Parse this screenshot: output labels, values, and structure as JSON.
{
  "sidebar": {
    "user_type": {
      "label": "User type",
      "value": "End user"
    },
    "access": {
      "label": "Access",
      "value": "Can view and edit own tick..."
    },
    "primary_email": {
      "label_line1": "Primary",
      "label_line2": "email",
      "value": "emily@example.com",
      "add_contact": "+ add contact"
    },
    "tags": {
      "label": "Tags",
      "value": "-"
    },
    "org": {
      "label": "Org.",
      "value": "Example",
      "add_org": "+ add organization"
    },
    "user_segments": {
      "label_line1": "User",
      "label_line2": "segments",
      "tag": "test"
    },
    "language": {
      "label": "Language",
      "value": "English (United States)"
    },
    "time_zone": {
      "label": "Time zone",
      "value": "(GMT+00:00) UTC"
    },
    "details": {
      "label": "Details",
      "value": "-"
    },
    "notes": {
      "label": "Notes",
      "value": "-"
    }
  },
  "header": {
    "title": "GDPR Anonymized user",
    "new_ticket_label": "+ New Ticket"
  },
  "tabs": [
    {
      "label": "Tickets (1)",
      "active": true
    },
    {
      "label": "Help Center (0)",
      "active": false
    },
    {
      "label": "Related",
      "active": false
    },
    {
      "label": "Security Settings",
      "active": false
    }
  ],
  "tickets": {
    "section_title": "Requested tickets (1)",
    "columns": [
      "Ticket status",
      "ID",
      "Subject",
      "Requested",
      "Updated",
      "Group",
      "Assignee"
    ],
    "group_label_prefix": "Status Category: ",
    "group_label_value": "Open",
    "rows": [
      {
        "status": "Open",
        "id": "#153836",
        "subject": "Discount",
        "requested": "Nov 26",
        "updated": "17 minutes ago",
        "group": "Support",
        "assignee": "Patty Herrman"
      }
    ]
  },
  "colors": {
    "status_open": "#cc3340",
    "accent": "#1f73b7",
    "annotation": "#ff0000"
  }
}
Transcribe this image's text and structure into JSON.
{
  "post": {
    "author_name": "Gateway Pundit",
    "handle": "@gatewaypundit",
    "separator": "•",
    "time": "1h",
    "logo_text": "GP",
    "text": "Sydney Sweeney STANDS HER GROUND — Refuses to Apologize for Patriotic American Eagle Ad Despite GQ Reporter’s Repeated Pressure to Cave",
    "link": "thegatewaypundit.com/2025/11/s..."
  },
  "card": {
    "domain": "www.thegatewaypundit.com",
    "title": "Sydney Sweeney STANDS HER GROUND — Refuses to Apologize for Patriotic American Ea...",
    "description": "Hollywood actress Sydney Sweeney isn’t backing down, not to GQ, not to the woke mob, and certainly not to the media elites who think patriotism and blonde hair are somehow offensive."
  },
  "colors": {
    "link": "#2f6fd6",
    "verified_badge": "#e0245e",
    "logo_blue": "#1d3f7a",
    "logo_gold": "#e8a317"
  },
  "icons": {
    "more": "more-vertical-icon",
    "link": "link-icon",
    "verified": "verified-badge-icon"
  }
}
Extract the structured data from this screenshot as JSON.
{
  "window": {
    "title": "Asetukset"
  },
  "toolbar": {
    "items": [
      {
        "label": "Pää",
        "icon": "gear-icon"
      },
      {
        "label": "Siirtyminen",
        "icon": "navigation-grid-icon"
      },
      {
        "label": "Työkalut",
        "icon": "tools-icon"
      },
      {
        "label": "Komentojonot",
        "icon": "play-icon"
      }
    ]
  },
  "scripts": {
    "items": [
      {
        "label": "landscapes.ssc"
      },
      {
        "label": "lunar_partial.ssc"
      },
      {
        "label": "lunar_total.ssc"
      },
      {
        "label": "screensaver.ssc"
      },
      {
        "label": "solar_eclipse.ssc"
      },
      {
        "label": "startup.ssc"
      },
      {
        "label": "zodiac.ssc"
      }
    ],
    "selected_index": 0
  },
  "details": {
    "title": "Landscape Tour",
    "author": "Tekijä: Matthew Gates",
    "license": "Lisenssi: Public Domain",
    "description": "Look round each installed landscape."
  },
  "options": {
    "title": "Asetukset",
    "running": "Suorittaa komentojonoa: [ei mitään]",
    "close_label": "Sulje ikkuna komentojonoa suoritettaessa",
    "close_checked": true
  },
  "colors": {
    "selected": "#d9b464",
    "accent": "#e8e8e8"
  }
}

**Given exercise**: Reproduce the records word for word.

**Full response**:
Parse this screenshot: output labels, values, and structure as JSON.
{
  "sidebar": {
    "user_type": {
      "label": "User type",
      "value": "End user"
    },
    "access": {
      "label": "Access",
      "value": "Can view and edit own tick..."
    },
    "primary_email": {
      "label_line1": "Primary",
      "label_line2": "email",
      "value": "emily@example.com",
      "add_contact": "+ add contact"
    },
    "tags": {
      "label": "Tags",
      "value": "-"
    },
    "org": {
      "label": "Org.",
      "value": "Example",
      "add_org": "+ add organization"
    },
    "user_segments": {
      "label_line1": "User",
      "label_line2": "segments",
      "tag": "test"
    },
    "language": {
      "label": "Language",
      "value": "English (United States)"
    },
    "time_zone": {
      "label": "Time zone",
      "value": "(GMT+00:00) UTC"
    },
    "details": {
      "label": "Details",
      "value": "-"
    },
    "notes": {
      "label": "Notes",
      "value": "-"
    }
  },
  "header": {
    "title": "GDPR Anonymized user",
    "new_ticket_label": "+ New Ticket"
  },
  "tabs": [
    {
      "label": "Tickets (1)",
      "active": true
    },
    {
      "label": "Help Center (0)",
      "active": false
    },
    {
      "label": "Related",
      "active": false
    },
    {
      "label": "Security Settings",
      "active": false
    }
  ],
  "tickets": {
    "section_title": "Requested tickets (1)",
    "columns": [
      "Ticket status",
      "ID",
      "Subject",
      "Requested",
      "Updated",
      "Group",
      "Assignee"
    ],
    "group_label_prefix": "Status Category: ",
    "group_label_value": "Open",
    "rows": [
      {
        "status": "Open",
        "id": "#153836",
        "subject": "Discount",
        "requested": "Nov 26",
        "updated": "17 minutes ago",
        "group": "Support",
        "assignee": "Patty Herrman"
      }
    ]
  },
  "colors": {
    "status_open": "#cc3340",
    "accent": "#1f73b7",
    "annotation": "#ff0000"
  }
}
Transcribe this image's text and structure into JSON.
{
  "post": {
    "author_name": "Gateway Pundit",
    "handle": "@gatewaypundit",
    "separator": "•",
    "time": "1h",
    "logo_text": "GP",
    "text": "Sydney Sweeney STANDS HER GROUND — Refuses to Apologize for Patriotic American Eagle Ad Despite GQ Reporter’s Repeated Pressure to Cave",
    "link": "thegatewaypundit.com/2025/11/s..."
  },
  "card": {
    "domain": "www.thegatewaypundit.com",
    "title": "Sydney Sweeney STANDS HER GROUND — Refuses to Apologize for Patriotic American Ea...",
    "description": "Hollywood actress Sydney Sweeney isn’t backing down, not to GQ, not to the woke mob, and certainly not to the media elites who think patriotism and blonde hair are somehow offensive."
  },
  "colors": {
    "link": "#2f6fd6",
    "verified_badge": "#e0245e",
    "logo_blue": "#1d3f7a",
    "logo_gold": "#e8a317"
  },
  "icons": {
    "more": "more-vertical-icon",
    "link": "link-icon",
    "verified": "verified-badge-icon"
  }
}
Extract the structured data from this screenshot as JSON.
{
  "window": {
    "title": "Asetukset"
  },
  "toolbar": {
    "items": [
      {
        "label": "Pää",
        "icon": "gear-icon"
      },
      {
        "label": "Siirtyminen",
        "icon": "navigation-grid-icon"
      },
      {
        "label": "Työkalut",
        "icon": "tools-icon"
      },
      {
        "label": "Komentojonot",
        "icon": "play-icon"
      }
    ]
  },
  "scripts": {
    "items": [
      {
        "label": "landscapes.ssc"
      },
      {
        "label": "lunar_partial.ssc"
      },
      {
        "label": "lunar_total.ssc"
      },
      {
        "label": "screensaver.ssc"
      },
      {
        "label": "solar_eclipse.ssc"
      },
      {
        "label": "startup.ssc"
      },
      {
        "label": "zodiac.ssc"
      }
    ],
    "selected_index": 0
  },
  "details": {
    "title": "Landscape Tour",
    "author": "Tekijä: Matthew Gates",
    "license": "Lisenssi: Public Domain",
    "description": "Look round each installed landscape."
  },
  "options": {
    "title": "Asetukset",
    "running": "Suorittaa komentojonoa: [ei mitään]",
    "close_label": "Sulje ikkuna komentojonoa suoritettaessa",
    "close_checked": true
  },
  "colors": {
    "selected": "#d9b464",
    "accent": "#e8e8e8"
  }
}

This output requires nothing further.